- _Исходный текст_:
- - -
«Цифровой поворот». Как госуправление из аналогового превращается в цифровое

Наиболее понятным примером цифровизации для россиян стали Госуслуги и МФЦ. Некоторые из них до того цифровизированы, что в них уже работают роботы.

Иван Макеев/photo.kp.ru
Валентин Алфимов и глава ВЦИОМ Валерий Федоров обсуждают вместе с директором Центра подготовки руководителей и команд цифровой трансформации Академии народного хозяйства и госслужбы Ксенией Ткачевой, как пандемия заставила всех цифровизироваться

В. Алфимов:

- Здравствуйте, дорогие друзья. Я – Валентин Алфимов, рядом со мной – Валерий Федоров, глава Всероссийского центра изучения общественного мнения. Подводим предварительные итоги недели.

У нас в гостях Ксения Ткачева, директор Центра подготовки руководителей и команд цифровой трансформации Академии народного хозяйства и госслужбы. Говорить мы будем с Ксенией про цифру и цифровизацию.

В. Федоров:

- И будем даже говорить про «Цифровой поворот». Так называется доклад, который недавно был опубликован вашими коллегами. Он подводит итоги, чего мы достигли за год с новым правительством, которое, с одной стороны, всегда исходно было нацелено на цифровизацию, говорило об этом. Амбициозные цели предъявляло и даже инструменты создавало. Вот те самые руководители цифровизации, о которых говорится в названии Центра, это совершенно реальные люди. Теперь в каждом министерстве у нас есть зам по цифровизации. И в других ведомствах, я так понимаю, тоже появляются.

С другой стороны, конечно, год был пандемичным, поэтому, даже если бы наше правительство было совершенно консервативное, архаичное, ни о какой цифре слышать бы не хотело, все равно бы пришлось чего-то делать. Потому что, увы, прежние способы организации нашей жизни стали во многом просто невозможны. И вот хотелось бы, чтобы вы, Ксения, как соавтор доклада, подвели для наших слушателей короткие выводы. Чего мы достигли за этот год? Можно сказать, что мы его прошли уверенно, но умеренно? Или мы бежали впереди паровоза? Или совершили какой-то прорыв? Или мы отстали серьезно и не реализовали тот ресурс, который у нас был в это время?

К. Ткачева:

- На самом деле в фокусе нашего исследования было не только госуправление и то, как государство справляется с цифровизацией, но и население. У нас был репрезентативный всероссийский опрос. И бизнес мы также изучали, как с этими вызовами, с которыми все мы столкнулись в прошлом году, справлялись коммерческие компании.
- - -
- _Записанные сведения_:
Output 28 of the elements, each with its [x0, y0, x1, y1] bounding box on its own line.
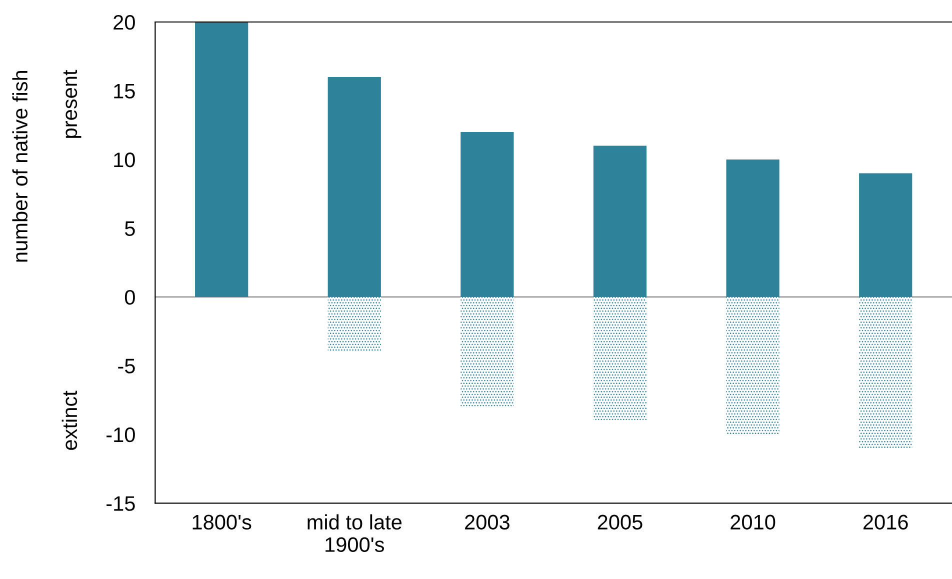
- - -
- _Что нужно сделать_:
1. Определите, соответствуют ли беседе о цифровизации три утверждения: (a) доклад «Цифровой поворот» подводит итоги года работы нового правительства; (b) исследование авторов доклада касалось только госуправления; (c) опрос населения в исследовании был региональным. Для каждого ответьте «да» или «нет» и приведите решающие слова беседы точной цитатой.
2. Какая должность, согласно беседе о цифровизации, теперь есть в каждом министерстве?
3. Возобновите беседу о цифровизации с того места, где она прерывается.

- _Ответы по порядку_:
1.
(a) Да: «Он подводит итоги, чего мы достигли за год с новым правительством».
(b) Нет: «в фокусе нашего исследования было не только госуправление и то, как государство справляется с цифровизацией, но и население».
(c) Нет: «У нас был репрезентативный всероссийский опрос».

2. Зам по цифровизации.

3.
Начну с госсектора. Он обнажил как раз ту проблему, что цифровизация до пандемии была не в фокусе внимания. То есть как раз новое правительство пришло только-только, накануне, можно сказать, пандемии, только начало внедрять какие-то новые методы. И тут это все началось. Соответственно, цифровизация как в случае государства, так и, что меня удивило, и в случае бизнеса была догоняющей. Просто в государстве это более ярко заметно. Что пандемия, действительно, вынудила внедрять цифровые инструменты, перестраивать процессы. Что до этого, если и было, то было довольно медленно. И в этом плане пандемия помогла цифровизации государства, ускорению этих процессов. То есть все наши респонденты, с которыми мы об этом говорили, из сферы госуправления, они это подчеркивают.

Но вместе с тем, и сложности обнажились, которые были понятны и до того, но здесь они просто стали препятствием для быстрой цифровизации. Это как нехватка кадров, которые бы могли это быстро и эффективно делать, это где-то нехватка ресурсов. Это сложности с законодательством. То есть много ограничений. Иногда сложности с нехваткой ПО. Потому что есть ограничения на только использование российского программного обеспечения на госслужбе. И финансы. Несмотря на то, что это был один из приоритетов, все-таки не всегда хватает нашим ведомствам необходимых ресурсов для того, чтобы закупать ПО. Если мы говорим о специалистах, то это выплачивать рыночную зарплату для того, чтобы привлекать самых лучших, самых эффективных, самых профессиональных людей с рынка. Это что касается госуправления.

Скажу пару слов про население и бизнес, что меня удивило. У нас население в основном занимает консервативную позицию. То есть это либо не реагирование на вызовы, то есть уход в такую стагнацию, экономию. Либо же это патерналистскася стратегия, как мы назвали, то есть расчет на то, что поможет государство, поможет какой-то внешний агент. То есть мобилизационной стратегии чуть больше 10 % населения придерживалось. То есть поиск дополнительных источников заработка, самообразование, обучение и так далее. Если мы говорим о населении, оно оказалось более консервативным, чем государство, и менее активно реагировало на те вызовы, которые подарила нам пандемия в прошлом году.

И бизнес – тоже. Я думала, что бизнес уже у нас, у меня было такое обыденное представление о том, что бизнес в России более активно цифровизуется. На самом деле так оно и есть. Но примерно одна четвертая бизнеса оказалась такой же, как государство. То есть мы увидели, что они оказались в стадии догоняющей цифровизации. Пандемия вынудила их изучать, какие же есть инструменты, как можно в удаленном режиме продолжать существовать, как нужно менять процессы, чтобы не закрыться вследствие этих вызовов.

В. Федоров:

- Я правильно услышал, всего четверть бизнеса у нас оказалось в такой догоняющей цифровизации?

К. Ткачева:

- Да, всего четверть.

В. Федоров:

- Это очень мало. У нас экономика неконкурентная, мягко говоря, в большинстве секторов. Смысла цифровизироваться большому бизнесу, который не сталкивается с реальной конкуренцией, особого нету. Только если хочется какими-то мощными фишечками похвастаться. Или если какой-нибудь сын Гарвард или Йель окончил, приехал назад, папенька его пристроил в менеджмент своего завода, и тот ему говорит: сейчас все делаем, как принято в Нью-Йорке. И все побежали для виду. На самом деле думаю: что за очередной идиотизм?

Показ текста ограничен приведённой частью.